What the exercise asks:
Go through the data and copy every line exactly, but not the images.
======== Data supplied
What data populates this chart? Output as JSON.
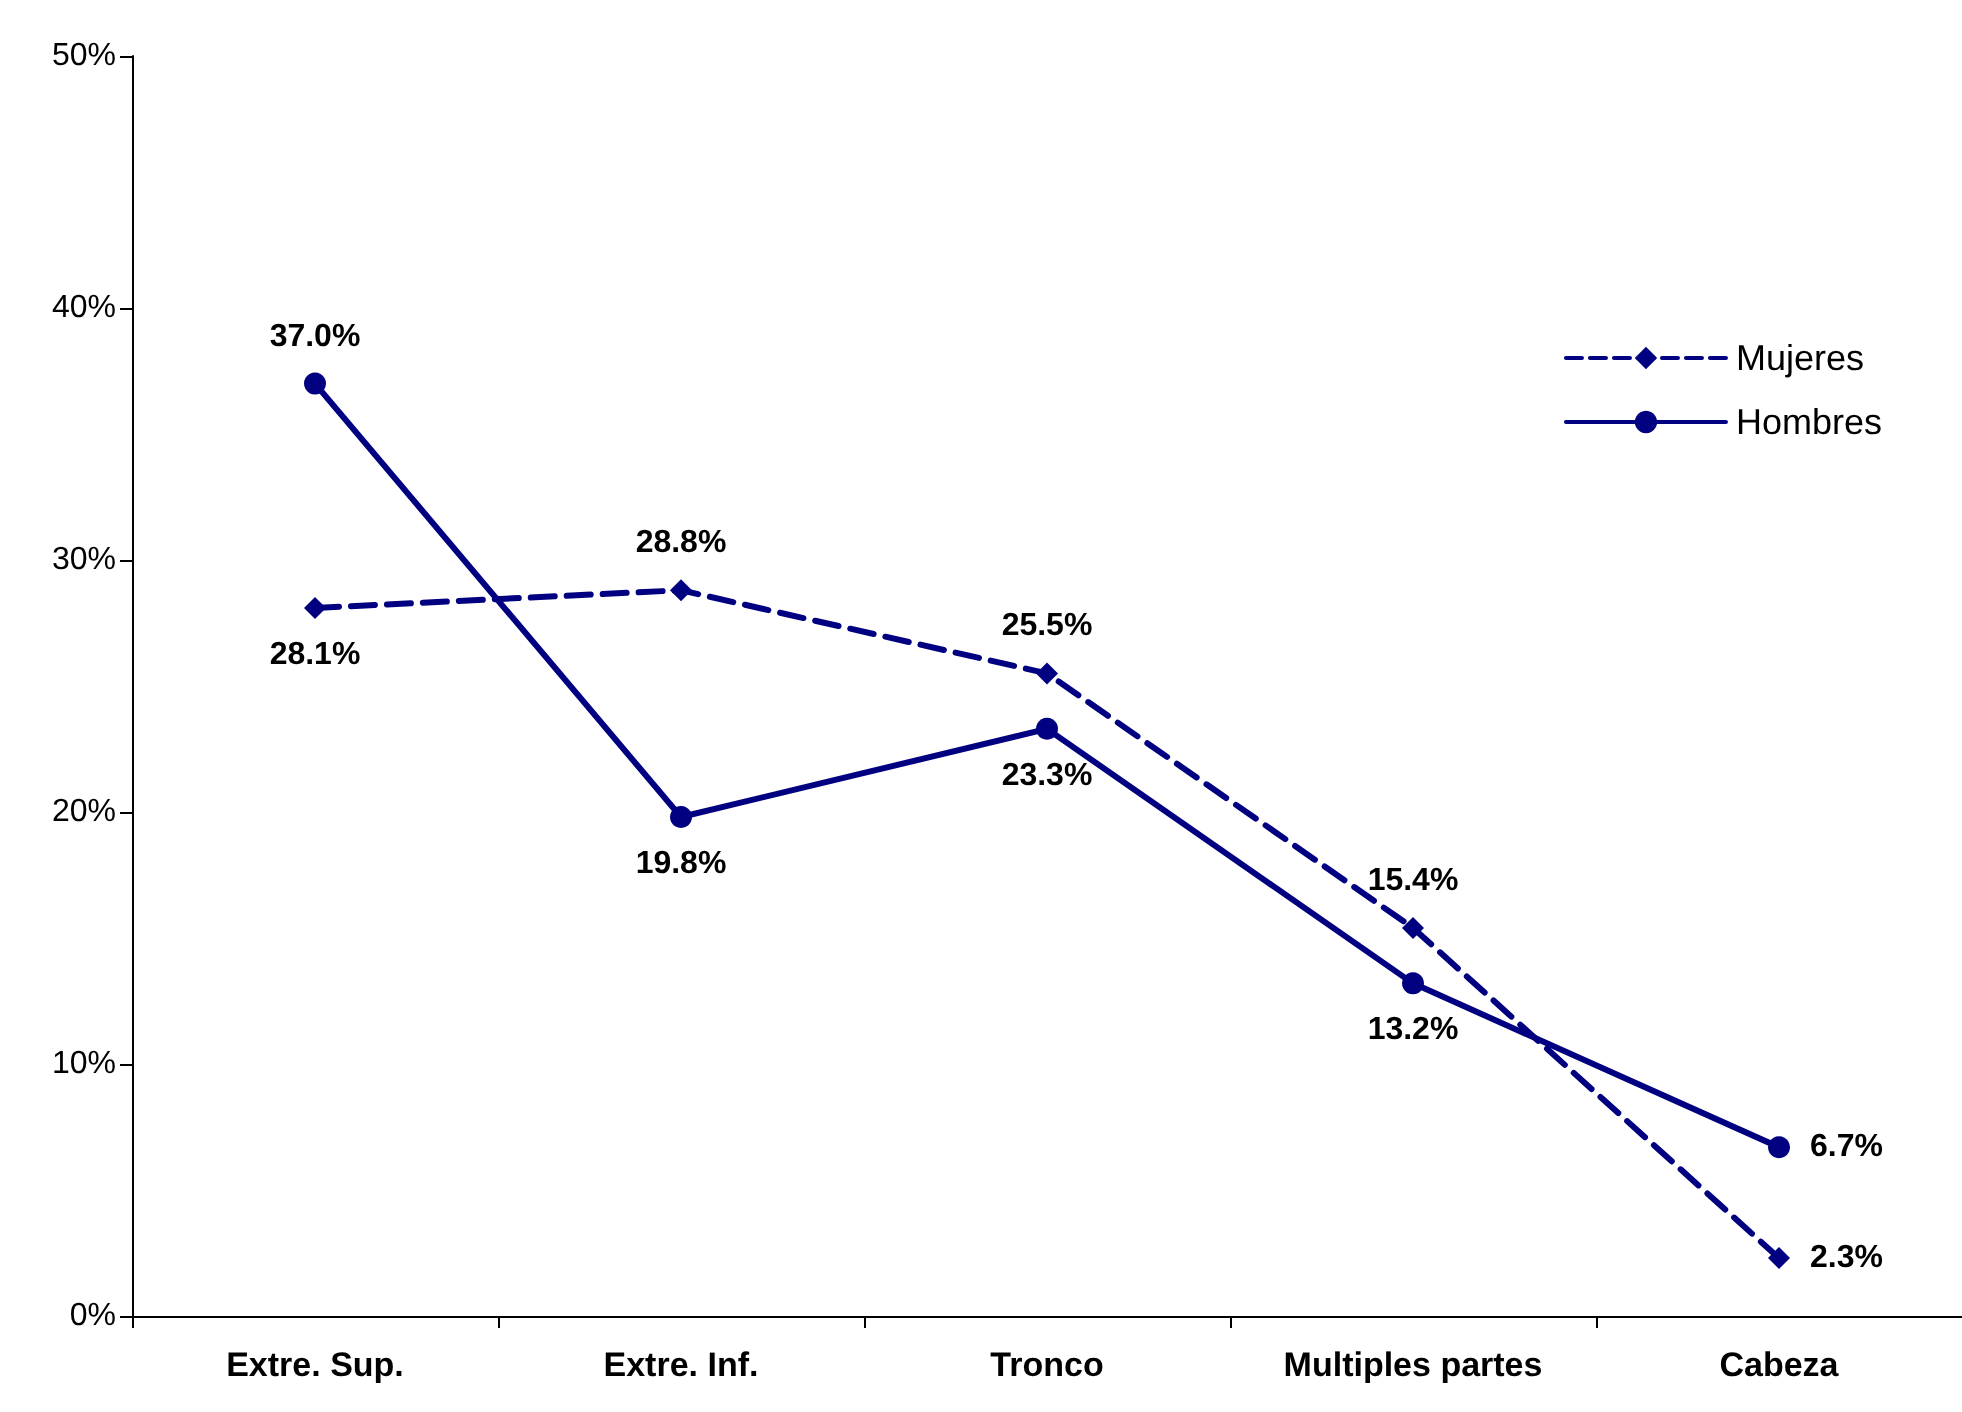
{
  "chart_data": {
    "type": "line",
    "categories": [
      "Extre. Sup.",
      "Extre. Inf.",
      "Tronco",
      "Multiples partes",
      "Cabeza"
    ],
    "series": [
      {
        "name": "Mujeres",
        "color": "#000080",
        "line_style": "dashed",
        "marker": "diamond",
        "values": [
          28.1,
          28.8,
          25.5,
          15.4,
          2.3
        ],
        "value_labels": [
          "28.1%",
          "28.8%",
          "25.5%",
          "15.4%",
          "2.3%"
        ]
      },
      {
        "name": "Hombres",
        "color": "#000080",
        "line_style": "solid",
        "marker": "circle",
        "values": [
          37.0,
          19.8,
          23.3,
          13.2,
          6.7
        ],
        "value_labels": [
          "37.0%",
          "19.8%",
          "23.3%",
          "13.2%",
          "6.7%"
        ]
      }
    ],
    "ylim": [
      0,
      50
    ],
    "yticks": [
      {
        "value": 0,
        "label": "0%"
      },
      {
        "value": 10,
        "label": "10%"
      },
      {
        "value": 20,
        "label": "20%"
      },
      {
        "value": 30,
        "label": "30%"
      },
      {
        "value": 40,
        "label": "40%"
      },
      {
        "value": 50,
        "label": "50%"
      }
    ],
    "grid": false,
    "legend": "top right"
  }
}
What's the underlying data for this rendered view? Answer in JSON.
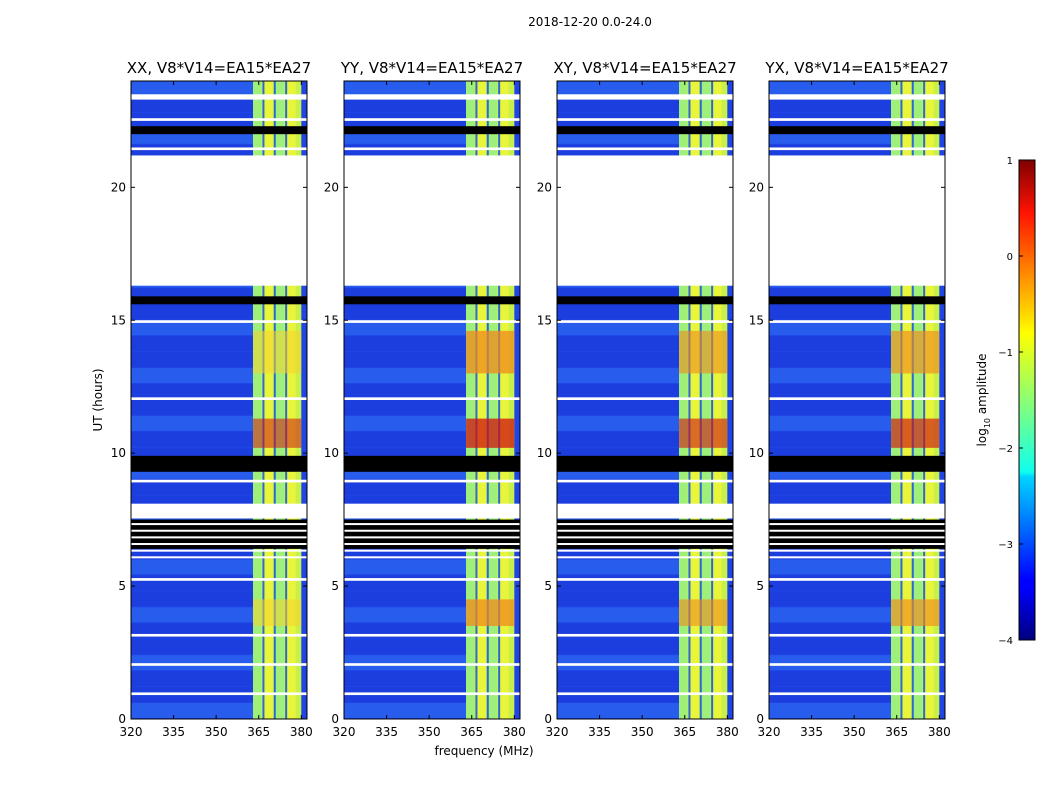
{
  "chart_data": {
    "type": "heatmap",
    "suptitle": "2018-12-20 0.0-24.0",
    "xlabel": "frequency (MHz)",
    "ylabel": "UT (hours)",
    "xlim": [
      320,
      382
    ],
    "ylim": [
      0,
      24
    ],
    "xticks": [
      320,
      335,
      350,
      365,
      380
    ],
    "yticks": [
      0,
      5,
      10,
      15,
      20
    ],
    "panels": [
      {
        "title": "XX, V8*V14=EA15*EA27",
        "peak_band": [
          0.55,
          1.0
        ]
      },
      {
        "title": "YY, V8*V14=EA15*EA27",
        "peak_band": [
          0.75,
          1.0
        ]
      },
      {
        "title": "XY, V8*V14=EA15*EA27",
        "peak_band": [
          0.6,
          1.0
        ]
      },
      {
        "title": "YX, V8*V14=EA15*EA27",
        "peak_band": [
          0.65,
          1.0
        ]
      }
    ],
    "colorbar": {
      "label": "log10 amplitude",
      "label_main": "log",
      "label_sub": "10",
      "label_rest": " amplitude",
      "range": [
        -4,
        1
      ],
      "ticks": [
        {
          "v": 1,
          "t": "1"
        },
        {
          "v": 0,
          "t": "0"
        },
        {
          "v": -1,
          "t": "−1"
        },
        {
          "v": -2,
          "t": "−2"
        },
        {
          "v": -3,
          "t": "−3"
        },
        {
          "v": -4,
          "t": "−4"
        }
      ]
    },
    "bright_band_mhz": [
      363,
      380
    ],
    "bright_band_columns_mhz": [
      [
        363,
        366
      ],
      [
        367,
        370
      ],
      [
        371,
        374
      ],
      [
        375,
        378
      ]
    ],
    "flag_gaps_ut": [
      [
        23.3,
        23.5
      ],
      [
        22.5,
        22.6
      ],
      [
        21.4,
        21.5
      ],
      [
        16.3,
        21.2
      ],
      [
        14.9,
        15.0
      ],
      [
        12.0,
        12.1
      ],
      [
        8.9,
        9.0
      ],
      [
        7.6,
        8.1
      ],
      [
        5.2,
        5.3
      ],
      [
        3.1,
        3.2
      ],
      [
        2.0,
        2.1
      ],
      [
        0.9,
        1.0
      ]
    ],
    "black_bands_ut": [
      [
        22.0,
        22.3
      ],
      [
        15.6,
        15.9
      ],
      [
        9.3,
        9.9
      ],
      [
        6.4,
        7.5
      ]
    ],
    "strong_emission_ut": [
      [
        10.2,
        11.3
      ],
      [
        13.0,
        14.6
      ],
      [
        3.5,
        4.5
      ]
    ]
  }
}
================
Exercise solution:
What data populates this chart? Output as JSON.
{
  "chart_data": {
    "type": "line",
    "categories": [
      "Extre. Sup.",
      "Extre. Inf.",
      "Tronco",
      "Multiples partes",
      "Cabeza"
    ],
    "series": [
      {
        "name": "Mujeres",
        "color": "#000080",
        "line_style": "dashed",
        "marker": "diamond",
        "values": [
          28.1,
          28.8,
          25.5,
          15.4,
          2.3
        ],
        "value_labels": [
          "28.1%",
          "28.8%",
          "25.5%",
          "15.4%",
          "2.3%"
        ]
      },
      {
        "name": "Hombres",
        "color": "#000080",
        "line_style": "solid",
        "marker": "circle",
        "values": [
          37.0,
          19.8,
          23.3,
          13.2,
          6.7
        ],
        "value_labels": [
          "37.0%",
          "19.8%",
          "23.3%",
          "13.2%",
          "6.7%"
        ]
      }
    ],
    "ylim": [
      0,
      50
    ],
    "yticks": [
      {
        "value": 0,
        "label": "0%"
      },
      {
        "value": 10,
        "label": "10%"
      },
      {
        "value": 20,
        "label": "20%"
      },
      {
        "value": 30,
        "label": "30%"
      },
      {
        "value": 40,
        "label": "40%"
      },
      {
        "value": 50,
        "label": "50%"
      }
    ],
    "grid": false,
    "legend": "top right"
  }
}
What's the underlying data for this rendered view? Answer in JSON.
{
  "chart_data": {
    "type": "heatmap",
    "suptitle": "2018-12-20 0.0-24.0",
    "xlabel": "frequency (MHz)",
    "ylabel": "UT (hours)",
    "xlim": [
      320,
      382
    ],
    "ylim": [
      0,
      24
    ],
    "xticks": [
      320,
      335,
      350,
      365,
      380
    ],
    "yticks": [
      0,
      5,
      10,
      15,
      20
    ],
    "panels": [
      {
        "title": "XX, V8*V14=EA15*EA27",
        "peak_band": [
          0.55,
          1.0
        ]
      },
      {
        "title": "YY, V8*V14=EA15*EA27",
        "peak_band": [
          0.75,
          1.0
        ]
      },
      {
        "title": "XY, V8*V14=EA15*EA27",
        "peak_band": [
          0.6,
          1.0
        ]
      },
      {
        "title": "YX, V8*V14=EA15*EA27",
        "peak_band": [
          0.65,
          1.0
        ]
      }
    ],
    "colorbar": {
      "label": "log10 amplitude",
      "label_main": "log",
      "label_sub": "10",
      "label_rest": " amplitude",
      "range": [
        -4,
        1
      ],
      "ticks": [
        {
          "v": 1,
          "t": "1"
        },
        {
          "v": 0,
          "t": "0"
        },
        {
          "v": -1,
          "t": "−1"
        },
        {
          "v": -2,
          "t": "−2"
        },
        {
          "v": -3,
          "t": "−3"
        },
        {
          "v": -4,
          "t": "−4"
        }
      ]
    },
    "bright_band_mhz": [
      363,
      380
    ],
    "bright_band_columns_mhz": [
      [
        363,
        366
      ],
      [
        367,
        370
      ],
      [
        371,
        374
      ],
      [
        375,
        378
      ]
    ],
    "flag_gaps_ut": [
      [
        23.3,
        23.5
      ],
      [
        22.5,
        22.6
      ],
      [
        21.4,
        21.5
      ],
      [
        16.3,
        21.2
      ],
      [
        14.9,
        15.0
      ],
      [
        12.0,
        12.1
      ],
      [
        8.9,
        9.0
      ],
      [
        7.6,
        8.1
      ],
      [
        5.2,
        5.3
      ],
      [
        3.1,
        3.2
      ],
      [
        2.0,
        2.1
      ],
      [
        0.9,
        1.0
      ]
    ],
    "black_bands_ut": [
      [
        22.0,
        22.3
      ],
      [
        15.6,
        15.9
      ],
      [
        9.3,
        9.9
      ],
      [
        6.4,
        7.5
      ]
    ],
    "strong_emission_ut": [
      [
        10.2,
        11.3
      ],
      [
        13.0,
        14.6
      ],
      [
        3.5,
        4.5
      ]
    ]
  }
}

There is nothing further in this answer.